Items from a figure collection
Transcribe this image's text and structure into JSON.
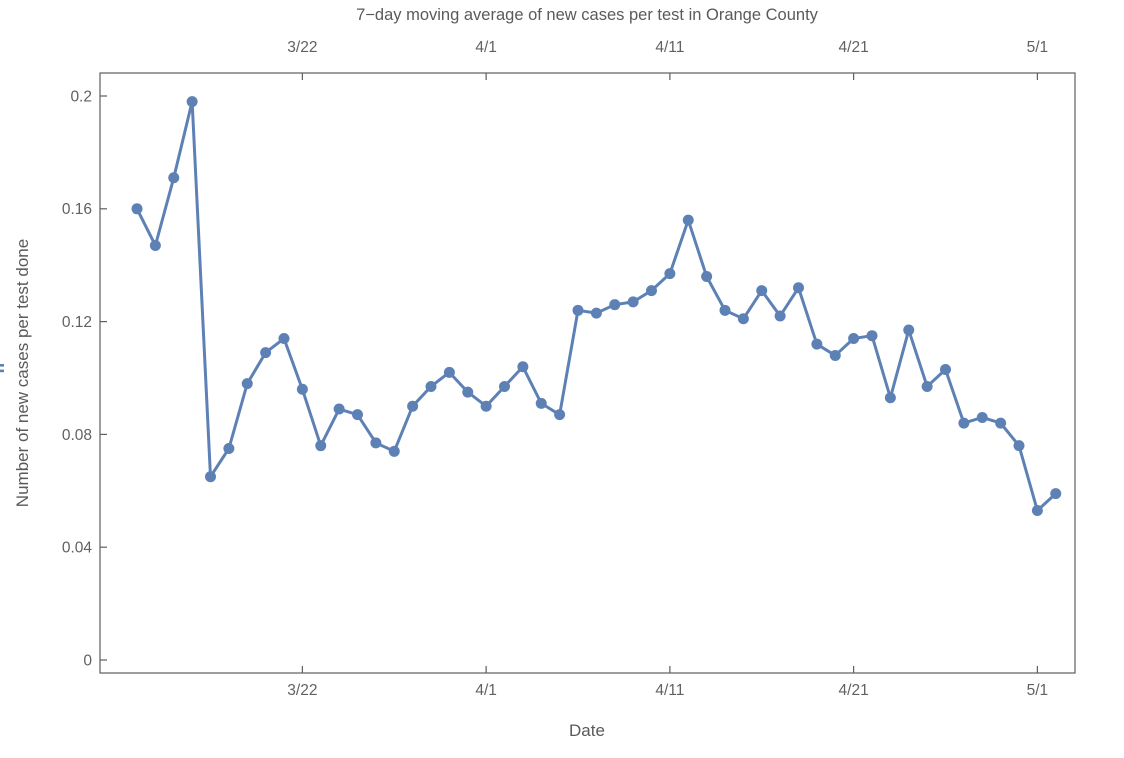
{
  "page": {
    "background": "#ffffff"
  },
  "chart_data": {
    "type": "line",
    "title": "7−day moving average of new cases per test in Orange County",
    "xlabel": "Date",
    "ylabel": "Number of new cases per test done",
    "legend": "none",
    "grid": false,
    "marker": "filled-circle",
    "series_color": "#5e81b5",
    "frame_color": "#5e5e5e",
    "label_color": "#5a5a5a",
    "tick_label_color": "#616161",
    "x": [
      "3/13",
      "3/14",
      "3/15",
      "3/16",
      "3/17",
      "3/18",
      "3/19",
      "3/20",
      "3/21",
      "3/22",
      "3/23",
      "3/24",
      "3/25",
      "3/26",
      "3/27",
      "3/28",
      "3/29",
      "3/30",
      "3/31",
      "4/1",
      "4/2",
      "4/3",
      "4/4",
      "4/5",
      "4/6",
      "4/7",
      "4/8",
      "4/9",
      "4/10",
      "4/11",
      "4/12",
      "4/13",
      "4/14",
      "4/15",
      "4/16",
      "4/17",
      "4/18",
      "4/19",
      "4/20",
      "4/21",
      "4/22",
      "4/23",
      "4/24",
      "4/25",
      "4/26",
      "4/27",
      "4/28",
      "4/29",
      "4/30",
      "5/1",
      "5/2"
    ],
    "values": [
      0.16,
      0.147,
      0.171,
      0.198,
      0.065,
      0.075,
      0.098,
      0.109,
      0.114,
      0.096,
      0.076,
      0.089,
      0.087,
      0.077,
      0.074,
      0.09,
      0.097,
      0.102,
      0.095,
      0.09,
      0.097,
      0.104,
      0.091,
      0.087,
      0.124,
      0.123,
      0.126,
      0.127,
      0.131,
      0.137,
      0.156,
      0.136,
      0.124,
      0.121,
      0.131,
      0.122,
      0.132,
      0.112,
      0.108,
      0.114,
      0.115,
      0.093,
      0.117,
      0.097,
      0.103,
      0.084,
      0.086,
      0.084,
      0.076,
      0.053,
      0.059
    ],
    "x_tick_labels": [
      "3/22",
      "4/1",
      "4/11",
      "4/21",
      "5/1"
    ],
    "x_tick_indices": [
      9,
      19,
      29,
      39,
      49
    ],
    "x_ticks_on_top": true,
    "y_tick_values": [
      0,
      0.04,
      0.08,
      0.12,
      0.16,
      0.2
    ],
    "y_tick_labels": [
      "0",
      "0.04",
      "0.08",
      "0.12",
      "0.16",
      "0.2"
    ],
    "ylim": [
      -0.005,
      0.208
    ],
    "xlim": [
      "3/11",
      "5/3"
    ]
  }
}
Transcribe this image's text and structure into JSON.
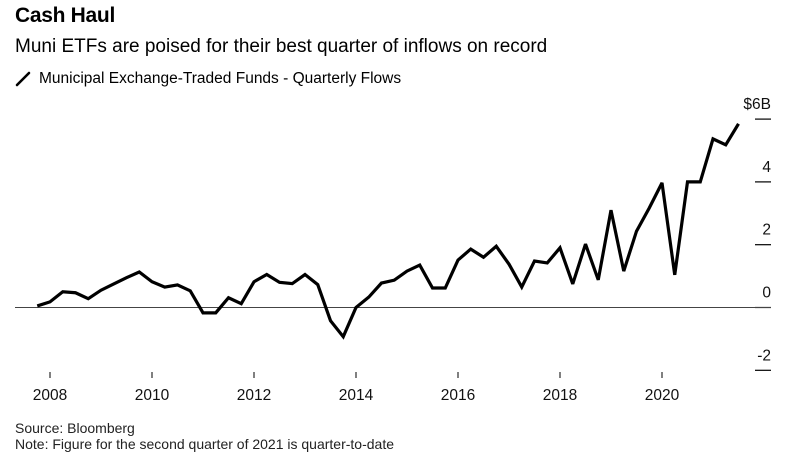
{
  "title": "Cash Haul",
  "subtitle": "Muni ETFs are poised for their best quarter of inflows on record",
  "legend": {
    "label": "Municipal Exchange-Traded Funds - Quarterly Flows",
    "icon": "line-swatch-icon",
    "color": "#000000"
  },
  "source": "Source: Bloomberg",
  "note": "Note: Figure for the second quarter of 2021 is quarter-to-date",
  "chart_data": {
    "type": "line",
    "title": "Cash Haul",
    "xlabel": "",
    "ylabel": "",
    "ylim": [
      -2,
      6
    ],
    "xlim": [
      2007.5,
      2022.0
    ],
    "yticks": [
      6,
      4,
      2,
      0,
      -2
    ],
    "ytick_labels": [
      "$6B",
      "4",
      "2",
      "0",
      "-2"
    ],
    "xticks": [
      2008,
      2010,
      2012,
      2014,
      2016,
      2018,
      2020
    ],
    "xtick_labels": [
      "2008",
      "2010",
      "2012",
      "2014",
      "2016",
      "2018",
      "2020"
    ],
    "grid": false,
    "legend_position": "top-left",
    "series": [
      {
        "name": "Municipal Exchange-Traded Funds - Quarterly Flows",
        "color": "#000000",
        "start_year": 2007.75,
        "step_years": 0.25,
        "values": [
          0.05,
          0.18,
          0.5,
          0.47,
          0.28,
          0.55,
          0.75,
          0.95,
          1.13,
          0.82,
          0.65,
          0.72,
          0.53,
          -0.17,
          -0.17,
          0.31,
          0.12,
          0.82,
          1.05,
          0.8,
          0.76,
          1.05,
          0.73,
          -0.42,
          -0.93,
          0.0,
          0.33,
          0.78,
          0.87,
          1.16,
          1.35,
          0.62,
          0.62,
          1.51,
          1.86,
          1.6,
          1.95,
          1.38,
          0.65,
          1.48,
          1.42,
          1.9,
          0.75,
          2.02,
          0.88,
          3.1,
          1.16,
          2.43,
          3.17,
          3.97,
          1.04,
          4.0,
          4.0,
          5.37,
          5.18,
          5.85
        ]
      }
    ]
  }
}
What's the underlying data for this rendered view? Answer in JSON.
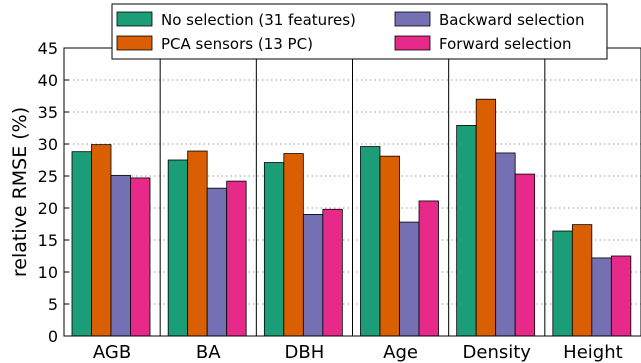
{
  "chart_data": {
    "type": "bar",
    "title": "",
    "xlabel": "",
    "ylabel": "relative RMSE (%)",
    "ylim": [
      0,
      45
    ],
    "yticks": [
      0,
      5,
      10,
      15,
      20,
      25,
      30,
      35,
      40,
      45
    ],
    "grid": "dotted horizontal",
    "legend_position": "top",
    "categories": [
      "AGB",
      "BA",
      "DBH",
      "Age",
      "Density",
      "Height"
    ],
    "series": [
      {
        "name": "No selection (31 features)",
        "color": "#1b9e77",
        "values": [
          28.8,
          27.5,
          27.1,
          29.6,
          32.9,
          16.4
        ]
      },
      {
        "name": "PCA sensors (13 PC)",
        "color": "#d95f02",
        "values": [
          29.9,
          28.9,
          28.5,
          28.1,
          37.0,
          17.4
        ]
      },
      {
        "name": "Backward selection",
        "color": "#7570b3",
        "values": [
          25.1,
          23.1,
          19.0,
          17.8,
          28.6,
          12.2
        ]
      },
      {
        "name": "Forward selection",
        "color": "#e7298a",
        "values": [
          24.7,
          24.2,
          19.8,
          21.1,
          25.3,
          12.5
        ]
      }
    ]
  }
}
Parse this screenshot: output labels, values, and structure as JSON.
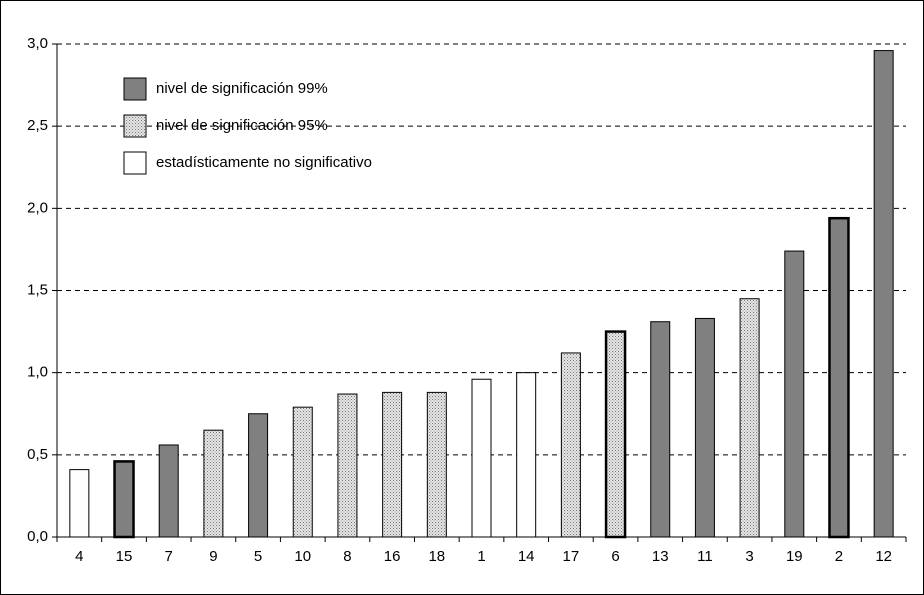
{
  "chart_data": {
    "type": "bar",
    "categories": [
      "4",
      "15",
      "7",
      "9",
      "5",
      "10",
      "8",
      "16",
      "18",
      "1",
      "14",
      "17",
      "6",
      "13",
      "11",
      "3",
      "19",
      "2",
      "12"
    ],
    "series": [
      {
        "name": "nivel de significación 99%",
        "color": "#808080",
        "values": [
          null,
          0.46,
          0.56,
          null,
          0.75,
          null,
          null,
          null,
          null,
          null,
          null,
          null,
          null,
          1.31,
          1.33,
          null,
          1.74,
          1.94,
          2.96
        ]
      },
      {
        "name": "nivel de significación 95%",
        "color": "#c4c4c4",
        "values": [
          null,
          null,
          null,
          0.65,
          null,
          0.79,
          0.87,
          0.88,
          0.88,
          null,
          null,
          1.12,
          1.25,
          null,
          null,
          1.45,
          null,
          null,
          null
        ]
      },
      {
        "name": "estadísticamente no significativo",
        "color": "#ffffff",
        "values": [
          0.41,
          null,
          null,
          null,
          null,
          null,
          null,
          null,
          null,
          0.96,
          1.0,
          null,
          null,
          null,
          null,
          null,
          null,
          null,
          null
        ]
      }
    ],
    "bold_outline": [
      false,
      true,
      false,
      false,
      false,
      false,
      false,
      false,
      false,
      false,
      false,
      false,
      true,
      false,
      false,
      false,
      false,
      true,
      false
    ],
    "ylim": [
      0,
      3
    ],
    "yticks": [
      {
        "value": 0,
        "label": "0,0"
      },
      {
        "value": 0.5,
        "label": "0,5"
      },
      {
        "value": 1,
        "label": "1,0"
      },
      {
        "value": 1.5,
        "label": "1,5"
      },
      {
        "value": 2,
        "label": "2,0"
      },
      {
        "value": 2.5,
        "label": "2,5"
      },
      {
        "value": 3,
        "label": "3,0"
      }
    ],
    "grid": true,
    "legend": "upper left"
  }
}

EXERCISE TASK: Go through the records above, find every line with the word "test", and list those lines.

SOLVED EXERCISE:
    "title": "7−day moving average of new cases per test in Orange County",
    "ylabel": "Number of new cases per test done",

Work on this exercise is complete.